[Data listing]
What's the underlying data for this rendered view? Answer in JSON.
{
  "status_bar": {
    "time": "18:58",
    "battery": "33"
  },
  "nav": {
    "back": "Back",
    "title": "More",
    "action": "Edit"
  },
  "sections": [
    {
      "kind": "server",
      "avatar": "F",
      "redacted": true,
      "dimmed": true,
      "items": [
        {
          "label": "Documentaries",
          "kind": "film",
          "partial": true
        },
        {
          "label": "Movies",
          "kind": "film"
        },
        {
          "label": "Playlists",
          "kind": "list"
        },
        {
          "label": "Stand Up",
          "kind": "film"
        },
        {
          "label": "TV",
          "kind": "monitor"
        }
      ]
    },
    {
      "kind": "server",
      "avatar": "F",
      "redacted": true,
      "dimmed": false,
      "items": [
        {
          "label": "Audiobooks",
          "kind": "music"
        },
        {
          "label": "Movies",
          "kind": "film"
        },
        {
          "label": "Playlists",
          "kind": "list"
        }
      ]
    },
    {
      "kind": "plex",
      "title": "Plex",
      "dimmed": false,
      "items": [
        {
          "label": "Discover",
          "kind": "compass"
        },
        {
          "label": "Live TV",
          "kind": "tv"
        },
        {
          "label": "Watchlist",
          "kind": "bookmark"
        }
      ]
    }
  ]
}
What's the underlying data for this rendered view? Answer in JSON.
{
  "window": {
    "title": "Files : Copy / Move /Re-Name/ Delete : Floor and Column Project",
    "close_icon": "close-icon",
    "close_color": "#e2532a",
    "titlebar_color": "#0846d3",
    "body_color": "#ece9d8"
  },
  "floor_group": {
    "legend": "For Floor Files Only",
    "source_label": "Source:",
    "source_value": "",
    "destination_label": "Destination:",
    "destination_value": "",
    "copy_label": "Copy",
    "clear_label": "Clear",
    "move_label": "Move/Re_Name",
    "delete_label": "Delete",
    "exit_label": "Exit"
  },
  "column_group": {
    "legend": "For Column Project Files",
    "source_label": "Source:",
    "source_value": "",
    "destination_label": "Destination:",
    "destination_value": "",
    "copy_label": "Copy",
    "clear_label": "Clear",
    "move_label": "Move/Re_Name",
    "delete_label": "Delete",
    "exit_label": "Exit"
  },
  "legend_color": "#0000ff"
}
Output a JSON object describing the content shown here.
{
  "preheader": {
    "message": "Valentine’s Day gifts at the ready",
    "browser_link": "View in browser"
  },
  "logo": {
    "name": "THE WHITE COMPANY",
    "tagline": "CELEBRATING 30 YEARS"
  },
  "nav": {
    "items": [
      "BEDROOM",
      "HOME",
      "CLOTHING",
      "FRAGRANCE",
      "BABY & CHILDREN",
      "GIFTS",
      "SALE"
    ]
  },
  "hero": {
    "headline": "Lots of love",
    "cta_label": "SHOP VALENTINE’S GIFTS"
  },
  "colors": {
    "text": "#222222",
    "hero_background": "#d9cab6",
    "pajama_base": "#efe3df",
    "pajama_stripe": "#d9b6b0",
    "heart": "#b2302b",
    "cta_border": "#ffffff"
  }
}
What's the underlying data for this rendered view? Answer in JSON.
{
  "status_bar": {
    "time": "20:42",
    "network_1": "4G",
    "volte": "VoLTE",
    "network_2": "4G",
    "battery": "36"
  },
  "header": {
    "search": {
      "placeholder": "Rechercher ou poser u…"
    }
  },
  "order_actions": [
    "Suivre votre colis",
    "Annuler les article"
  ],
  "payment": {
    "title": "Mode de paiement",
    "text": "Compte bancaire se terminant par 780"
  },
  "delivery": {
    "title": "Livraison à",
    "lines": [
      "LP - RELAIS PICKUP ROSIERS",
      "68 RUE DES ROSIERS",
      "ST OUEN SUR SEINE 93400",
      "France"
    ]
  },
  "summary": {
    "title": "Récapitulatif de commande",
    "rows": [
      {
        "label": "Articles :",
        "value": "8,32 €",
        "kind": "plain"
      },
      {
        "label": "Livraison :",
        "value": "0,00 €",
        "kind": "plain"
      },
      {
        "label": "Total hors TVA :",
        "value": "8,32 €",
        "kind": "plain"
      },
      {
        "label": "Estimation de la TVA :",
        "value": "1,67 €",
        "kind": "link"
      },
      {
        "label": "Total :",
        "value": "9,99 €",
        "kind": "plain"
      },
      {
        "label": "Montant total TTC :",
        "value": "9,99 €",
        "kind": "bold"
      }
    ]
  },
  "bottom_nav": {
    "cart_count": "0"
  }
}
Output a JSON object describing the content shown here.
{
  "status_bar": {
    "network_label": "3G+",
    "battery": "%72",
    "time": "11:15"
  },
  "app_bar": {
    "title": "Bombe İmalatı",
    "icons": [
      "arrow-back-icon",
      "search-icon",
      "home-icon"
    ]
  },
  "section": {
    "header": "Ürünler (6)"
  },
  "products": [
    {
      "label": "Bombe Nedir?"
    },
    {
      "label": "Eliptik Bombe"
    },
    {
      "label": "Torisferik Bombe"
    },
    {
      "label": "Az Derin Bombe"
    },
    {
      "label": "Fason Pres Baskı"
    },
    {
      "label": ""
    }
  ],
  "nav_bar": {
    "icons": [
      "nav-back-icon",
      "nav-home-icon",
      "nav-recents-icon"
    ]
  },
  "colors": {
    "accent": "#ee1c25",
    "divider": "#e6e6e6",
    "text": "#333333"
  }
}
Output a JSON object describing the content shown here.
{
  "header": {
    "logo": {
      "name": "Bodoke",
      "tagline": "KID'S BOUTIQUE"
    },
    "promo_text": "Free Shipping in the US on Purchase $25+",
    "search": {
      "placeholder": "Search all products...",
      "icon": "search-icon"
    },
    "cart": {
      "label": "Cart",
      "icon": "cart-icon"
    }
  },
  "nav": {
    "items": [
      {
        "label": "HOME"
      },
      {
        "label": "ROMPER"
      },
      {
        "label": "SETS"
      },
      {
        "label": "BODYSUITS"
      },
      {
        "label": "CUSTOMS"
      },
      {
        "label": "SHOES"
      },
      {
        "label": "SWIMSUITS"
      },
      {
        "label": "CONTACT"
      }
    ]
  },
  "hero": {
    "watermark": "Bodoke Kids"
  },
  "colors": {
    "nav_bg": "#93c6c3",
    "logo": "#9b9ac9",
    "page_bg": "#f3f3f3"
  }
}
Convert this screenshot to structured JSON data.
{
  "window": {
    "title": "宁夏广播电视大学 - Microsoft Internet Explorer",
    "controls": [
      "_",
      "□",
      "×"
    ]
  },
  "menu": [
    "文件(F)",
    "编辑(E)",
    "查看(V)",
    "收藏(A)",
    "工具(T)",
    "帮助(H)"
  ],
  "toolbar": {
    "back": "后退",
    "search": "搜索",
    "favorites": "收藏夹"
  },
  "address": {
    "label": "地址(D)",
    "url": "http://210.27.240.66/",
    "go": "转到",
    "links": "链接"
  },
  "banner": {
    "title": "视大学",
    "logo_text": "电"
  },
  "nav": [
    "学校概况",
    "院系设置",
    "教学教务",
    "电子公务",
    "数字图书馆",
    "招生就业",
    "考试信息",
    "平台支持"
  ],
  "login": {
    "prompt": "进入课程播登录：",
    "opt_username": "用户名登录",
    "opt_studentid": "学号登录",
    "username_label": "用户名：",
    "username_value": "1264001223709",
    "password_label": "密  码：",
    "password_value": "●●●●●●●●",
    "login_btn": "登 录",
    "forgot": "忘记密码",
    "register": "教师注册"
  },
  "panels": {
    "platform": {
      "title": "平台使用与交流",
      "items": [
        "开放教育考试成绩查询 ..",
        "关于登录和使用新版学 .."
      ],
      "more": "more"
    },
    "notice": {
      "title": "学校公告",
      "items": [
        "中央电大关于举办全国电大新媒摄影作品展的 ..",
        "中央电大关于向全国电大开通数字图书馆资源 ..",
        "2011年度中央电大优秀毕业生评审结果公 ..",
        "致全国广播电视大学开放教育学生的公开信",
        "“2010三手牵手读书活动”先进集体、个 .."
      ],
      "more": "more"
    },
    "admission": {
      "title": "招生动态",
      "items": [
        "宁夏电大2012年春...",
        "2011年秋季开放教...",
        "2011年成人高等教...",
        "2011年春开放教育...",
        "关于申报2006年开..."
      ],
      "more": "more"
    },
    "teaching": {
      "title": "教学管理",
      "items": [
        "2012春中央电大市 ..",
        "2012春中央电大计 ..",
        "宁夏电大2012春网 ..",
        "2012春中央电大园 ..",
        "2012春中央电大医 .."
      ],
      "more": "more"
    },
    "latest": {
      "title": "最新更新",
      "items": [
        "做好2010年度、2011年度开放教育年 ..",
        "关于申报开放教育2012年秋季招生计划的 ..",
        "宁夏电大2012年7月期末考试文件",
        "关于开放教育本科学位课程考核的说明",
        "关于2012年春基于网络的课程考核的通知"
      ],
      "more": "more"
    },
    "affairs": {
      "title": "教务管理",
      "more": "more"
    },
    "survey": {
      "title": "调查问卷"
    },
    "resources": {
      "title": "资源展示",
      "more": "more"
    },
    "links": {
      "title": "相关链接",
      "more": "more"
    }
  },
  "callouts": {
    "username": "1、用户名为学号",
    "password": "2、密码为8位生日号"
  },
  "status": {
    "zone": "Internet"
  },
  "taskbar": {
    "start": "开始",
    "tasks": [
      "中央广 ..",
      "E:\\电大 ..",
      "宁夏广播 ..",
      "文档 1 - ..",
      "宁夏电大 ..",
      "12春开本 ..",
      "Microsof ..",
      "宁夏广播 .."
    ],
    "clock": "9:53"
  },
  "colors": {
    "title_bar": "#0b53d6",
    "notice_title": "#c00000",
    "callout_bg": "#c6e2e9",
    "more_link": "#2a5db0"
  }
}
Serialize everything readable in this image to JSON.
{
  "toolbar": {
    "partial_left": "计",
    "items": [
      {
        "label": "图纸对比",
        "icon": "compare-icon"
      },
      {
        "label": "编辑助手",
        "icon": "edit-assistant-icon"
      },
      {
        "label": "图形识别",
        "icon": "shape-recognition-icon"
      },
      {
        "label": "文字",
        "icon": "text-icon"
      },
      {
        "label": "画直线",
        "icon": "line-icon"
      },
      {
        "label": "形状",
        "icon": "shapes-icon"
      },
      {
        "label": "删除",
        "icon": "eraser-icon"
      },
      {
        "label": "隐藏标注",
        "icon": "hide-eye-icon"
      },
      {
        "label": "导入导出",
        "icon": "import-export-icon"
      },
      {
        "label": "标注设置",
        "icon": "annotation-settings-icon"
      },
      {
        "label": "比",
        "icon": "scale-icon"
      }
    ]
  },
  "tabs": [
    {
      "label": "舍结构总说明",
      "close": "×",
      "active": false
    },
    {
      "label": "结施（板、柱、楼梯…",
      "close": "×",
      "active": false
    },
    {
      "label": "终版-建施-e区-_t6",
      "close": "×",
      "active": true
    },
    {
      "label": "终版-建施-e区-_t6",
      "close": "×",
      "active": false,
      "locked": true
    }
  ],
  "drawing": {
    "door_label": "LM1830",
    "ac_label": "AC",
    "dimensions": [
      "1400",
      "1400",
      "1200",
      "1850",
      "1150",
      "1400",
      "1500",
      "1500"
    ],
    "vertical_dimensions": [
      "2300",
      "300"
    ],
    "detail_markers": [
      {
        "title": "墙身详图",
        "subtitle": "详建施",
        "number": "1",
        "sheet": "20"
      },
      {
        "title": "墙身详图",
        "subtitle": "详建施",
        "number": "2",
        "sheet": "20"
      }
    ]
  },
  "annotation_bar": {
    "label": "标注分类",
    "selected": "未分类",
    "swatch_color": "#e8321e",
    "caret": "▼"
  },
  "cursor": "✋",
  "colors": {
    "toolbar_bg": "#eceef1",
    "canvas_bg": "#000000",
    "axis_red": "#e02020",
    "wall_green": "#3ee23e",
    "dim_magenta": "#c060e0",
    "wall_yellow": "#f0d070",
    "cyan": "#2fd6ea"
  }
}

TASK – Copy down every line of the entries containing the word "Files".

SOLUTION TO THIS TASK –
    "title": "Files : Copy / Move /Re-Name/ Delete : Floor and Column Project",
    "legend": "For Floor Files Only",
    "legend": "For Column Project Files",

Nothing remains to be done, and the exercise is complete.